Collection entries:
══════════
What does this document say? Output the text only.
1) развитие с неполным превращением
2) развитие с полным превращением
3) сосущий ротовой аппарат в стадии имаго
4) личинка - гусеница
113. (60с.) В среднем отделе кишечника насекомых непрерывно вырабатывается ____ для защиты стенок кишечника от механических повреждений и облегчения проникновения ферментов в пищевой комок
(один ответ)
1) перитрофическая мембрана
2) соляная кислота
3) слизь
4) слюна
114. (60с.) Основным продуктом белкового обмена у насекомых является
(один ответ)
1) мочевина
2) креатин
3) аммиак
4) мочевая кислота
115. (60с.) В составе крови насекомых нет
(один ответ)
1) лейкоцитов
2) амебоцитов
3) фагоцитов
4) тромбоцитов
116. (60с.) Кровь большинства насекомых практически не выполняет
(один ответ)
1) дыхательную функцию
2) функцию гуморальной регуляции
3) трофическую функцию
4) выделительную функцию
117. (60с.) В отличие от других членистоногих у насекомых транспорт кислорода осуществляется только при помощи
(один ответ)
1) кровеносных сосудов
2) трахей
══════════
**WHAT IS ASKED:** Return all of the data word for word.

**RESULT:**
What does this document say? Output the text only.
1) развитие с неполным превращением
2) развитие с полным превращением
3) сосущий ротовой аппарат в стадии имаго
4) личинка - гусеница
113. (60с.) В среднем отделе кишечника насекомых непрерывно вырабатывается ____ для защиты стенок кишечника от механических повреждений и облегчения проникновения ферментов в пищевой комок
(один ответ)
1) перитрофическая мембрана
2) соляная кислота
3) слизь
4) слюна
114. (60с.) Основным продуктом белкового обмена у насекомых является
(один ответ)
1) мочевина
2) креатин
3) аммиак
4) мочевая кислота
115. (60с.) В составе крови насекомых нет
(один ответ)
1) лейкоцитов
2) амебоцитов
3) фагоцитов
4) тромбоцитов
116. (60с.) Кровь большинства насекомых практически не выполняет
(один ответ)
1) дыхательную функцию
2) функцию гуморальной регуляции
3) трофическую функцию
4) выделительную функцию
117. (60с.) В отличие от других членистоногих у насекомых транспорт кислорода осуществляется только при помощи
(один ответ)
1) кровеносных сосудов
2) трахей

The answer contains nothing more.